## [Problem details]
Write out all of the lines below, exactly and completely.

## [Provided information]

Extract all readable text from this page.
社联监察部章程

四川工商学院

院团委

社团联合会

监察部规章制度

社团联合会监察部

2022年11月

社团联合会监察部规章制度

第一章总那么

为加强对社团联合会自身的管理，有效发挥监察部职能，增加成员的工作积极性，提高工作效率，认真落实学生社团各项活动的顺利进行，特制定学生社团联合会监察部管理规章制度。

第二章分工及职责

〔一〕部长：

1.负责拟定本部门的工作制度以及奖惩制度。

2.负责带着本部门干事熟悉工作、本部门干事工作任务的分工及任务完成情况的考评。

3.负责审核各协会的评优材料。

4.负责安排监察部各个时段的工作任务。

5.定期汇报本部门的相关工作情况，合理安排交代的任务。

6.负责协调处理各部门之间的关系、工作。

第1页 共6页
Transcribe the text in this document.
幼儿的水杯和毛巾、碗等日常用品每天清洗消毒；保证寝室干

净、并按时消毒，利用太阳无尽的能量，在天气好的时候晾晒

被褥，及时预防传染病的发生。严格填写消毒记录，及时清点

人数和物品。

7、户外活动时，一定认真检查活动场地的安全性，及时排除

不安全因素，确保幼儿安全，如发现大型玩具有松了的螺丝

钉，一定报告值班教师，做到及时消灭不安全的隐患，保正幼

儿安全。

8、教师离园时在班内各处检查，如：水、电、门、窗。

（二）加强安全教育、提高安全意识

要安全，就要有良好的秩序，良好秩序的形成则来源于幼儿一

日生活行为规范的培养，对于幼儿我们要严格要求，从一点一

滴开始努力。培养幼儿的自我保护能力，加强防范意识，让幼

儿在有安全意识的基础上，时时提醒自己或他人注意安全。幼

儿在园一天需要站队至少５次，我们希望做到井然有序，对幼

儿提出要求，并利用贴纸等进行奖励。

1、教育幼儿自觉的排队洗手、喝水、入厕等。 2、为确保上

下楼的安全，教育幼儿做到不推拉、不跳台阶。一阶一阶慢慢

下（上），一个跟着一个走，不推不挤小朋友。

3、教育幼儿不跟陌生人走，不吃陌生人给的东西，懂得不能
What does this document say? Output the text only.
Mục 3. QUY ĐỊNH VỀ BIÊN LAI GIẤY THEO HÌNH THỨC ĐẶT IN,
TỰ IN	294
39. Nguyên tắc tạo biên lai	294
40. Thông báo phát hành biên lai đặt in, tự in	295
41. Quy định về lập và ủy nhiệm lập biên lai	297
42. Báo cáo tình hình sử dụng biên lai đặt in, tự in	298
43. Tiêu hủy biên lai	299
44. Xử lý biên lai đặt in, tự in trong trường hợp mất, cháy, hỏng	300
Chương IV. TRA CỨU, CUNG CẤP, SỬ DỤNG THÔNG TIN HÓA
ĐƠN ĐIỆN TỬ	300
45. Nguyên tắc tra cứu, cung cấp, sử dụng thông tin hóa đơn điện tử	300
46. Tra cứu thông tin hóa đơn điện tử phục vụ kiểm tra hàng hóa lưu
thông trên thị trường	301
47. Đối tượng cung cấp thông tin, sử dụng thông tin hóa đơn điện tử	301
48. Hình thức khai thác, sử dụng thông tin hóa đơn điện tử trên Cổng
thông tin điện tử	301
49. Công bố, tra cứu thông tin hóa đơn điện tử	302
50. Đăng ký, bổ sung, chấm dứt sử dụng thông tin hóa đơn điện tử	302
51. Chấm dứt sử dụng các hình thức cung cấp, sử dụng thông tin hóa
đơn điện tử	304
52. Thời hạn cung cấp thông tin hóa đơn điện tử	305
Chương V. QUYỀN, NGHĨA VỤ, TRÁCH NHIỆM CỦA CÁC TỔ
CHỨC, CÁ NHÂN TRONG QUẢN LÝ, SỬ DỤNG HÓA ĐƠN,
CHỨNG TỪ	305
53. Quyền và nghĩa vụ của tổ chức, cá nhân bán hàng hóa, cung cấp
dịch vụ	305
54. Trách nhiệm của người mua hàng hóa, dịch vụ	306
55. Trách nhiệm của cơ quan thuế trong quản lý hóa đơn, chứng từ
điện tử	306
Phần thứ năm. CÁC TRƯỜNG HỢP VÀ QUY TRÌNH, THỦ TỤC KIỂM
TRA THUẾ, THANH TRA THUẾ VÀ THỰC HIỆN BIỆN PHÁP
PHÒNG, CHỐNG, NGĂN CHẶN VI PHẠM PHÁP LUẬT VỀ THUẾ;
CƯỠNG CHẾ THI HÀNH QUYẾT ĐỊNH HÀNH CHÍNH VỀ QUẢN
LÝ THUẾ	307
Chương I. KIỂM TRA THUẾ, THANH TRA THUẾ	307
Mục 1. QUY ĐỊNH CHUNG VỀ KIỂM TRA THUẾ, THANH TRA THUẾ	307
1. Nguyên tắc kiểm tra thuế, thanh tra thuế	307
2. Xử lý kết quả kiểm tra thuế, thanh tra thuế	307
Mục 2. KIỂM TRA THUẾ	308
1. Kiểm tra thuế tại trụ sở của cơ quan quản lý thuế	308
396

## [Correct output]
Extract all readable text from this page.
社联监察部章程

四川工商学院

院团委

社团联合会

监察部规章制度

社团联合会监察部

2022年11月

社团联合会监察部规章制度

第一章总那么

为加强对社团联合会自身的管理，有效发挥监察部职能，增加成员的工作积极性，提高工作效率，认真落实学生社团各项活动的顺利进行，特制定学生社团联合会监察部管理规章制度。

第二章分工及职责

〔一〕部长：

1.负责拟定本部门的工作制度以及奖惩制度。

2.负责带着本部门干事熟悉工作、本部门干事工作任务的分工及任务完成情况的考评。

3.负责审核各协会的评优材料。

4.负责安排监察部各个时段的工作任务。

5.定期汇报本部门的相关工作情况，合理安排交代的任务。

6.负责协调处理各部门之间的关系、工作。

第1页 共6页
Transcribe the text in this document.
幼儿的水杯和毛巾、碗等日常用品每天清洗消毒；保证寝室干

净、并按时消毒，利用太阳无尽的能量，在天气好的时候晾晒

被褥，及时预防传染病的发生。严格填写消毒记录，及时清点

人数和物品。

7、户外活动时，一定认真检查活动场地的安全性，及时排除

不安全因素，确保幼儿安全，如发现大型玩具有松了的螺丝

钉，一定报告值班教师，做到及时消灭不安全的隐患，保正幼

儿安全。

8、教师离园时在班内各处检查，如：水、电、门、窗。

（二）加强安全教育、提高安全意识

要安全，就要有良好的秩序，良好秩序的形成则来源于幼儿一

日生活行为规范的培养，对于幼儿我们要严格要求，从一点一

滴开始努力。培养幼儿的自我保护能力，加强防范意识，让幼

儿在有安全意识的基础上，时时提醒自己或他人注意安全。幼

儿在园一天需要站队至少５次，我们希望做到井然有序，对幼

儿提出要求，并利用贴纸等进行奖励。

1、教育幼儿自觉的排队洗手、喝水、入厕等。 2、为确保上

下楼的安全，教育幼儿做到不推拉、不跳台阶。一阶一阶慢慢

下（上），一个跟着一个走，不推不挤小朋友。

3、教育幼儿不跟陌生人走，不吃陌生人给的东西，懂得不能
What does this document say? Output the text only.
Mục 3. QUY ĐỊNH VỀ BIÊN LAI GIẤY THEO HÌNH THỨC ĐẶT IN,
TỰ IN	294
39. Nguyên tắc tạo biên lai	294
40. Thông báo phát hành biên lai đặt in, tự in	295
41. Quy định về lập và ủy nhiệm lập biên lai	297
42. Báo cáo tình hình sử dụng biên lai đặt in, tự in	298
43. Tiêu hủy biên lai	299
44. Xử lý biên lai đặt in, tự in trong trường hợp mất, cháy, hỏng	300
Chương IV. TRA CỨU, CUNG CẤP, SỬ DỤNG THÔNG TIN HÓA
ĐƠN ĐIỆN TỬ	300
45. Nguyên tắc tra cứu, cung cấp, sử dụng thông tin hóa đơn điện tử	300
46. Tra cứu thông tin hóa đơn điện tử phục vụ kiểm tra hàng hóa lưu
thông trên thị trường	301
47. Đối tượng cung cấp thông tin, sử dụng thông tin hóa đơn điện tử	301
48. Hình thức khai thác, sử dụng thông tin hóa đơn điện tử trên Cổng
thông tin điện tử	301
49. Công bố, tra cứu thông tin hóa đơn điện tử	302
50. Đăng ký, bổ sung, chấm dứt sử dụng thông tin hóa đơn điện tử	302
51. Chấm dứt sử dụng các hình thức cung cấp, sử dụng thông tin hóa
đơn điện tử	304
52. Thời hạn cung cấp thông tin hóa đơn điện tử	305
Chương V. QUYỀN, NGHĨA VỤ, TRÁCH NHIỆM CỦA CÁC TỔ
CHỨC, CÁ NHÂN TRONG QUẢN LÝ, SỬ DỤNG HÓA ĐƠN,
CHỨNG TỪ	305
53. Quyền và nghĩa vụ của tổ chức, cá nhân bán hàng hóa, cung cấp
dịch vụ	305
54. Trách nhiệm của người mua hàng hóa, dịch vụ	306
55. Trách nhiệm của cơ quan thuế trong quản lý hóa đơn, chứng từ
điện tử	306
Phần thứ năm. CÁC TRƯỜNG HỢP VÀ QUY TRÌNH, THỦ TỤC KIỂM
TRA THUẾ, THANH TRA THUẾ VÀ THỰC HIỆN BIỆN PHÁP
PHÒNG, CHỐNG, NGĂN CHẶN VI PHẠM PHÁP LUẬT VỀ THUẾ;
CƯỠNG CHẾ THI HÀNH QUYẾT ĐỊNH HÀNH CHÍNH VỀ QUẢN
LÝ THUẾ	307
Chương I. KIỂM TRA THUẾ, THANH TRA THUẾ	307
Mục 1. QUY ĐỊNH CHUNG VỀ KIỂM TRA THUẾ, THANH TRA THUẾ	307
1. Nguyên tắc kiểm tra thuế, thanh tra thuế	307
2. Xử lý kết quả kiểm tra thuế, thanh tra thuế	307
Mục 2. KIỂM TRA THUẾ	308
1. Kiểm tra thuế tại trụ sở của cơ quan quản lý thuế	308
396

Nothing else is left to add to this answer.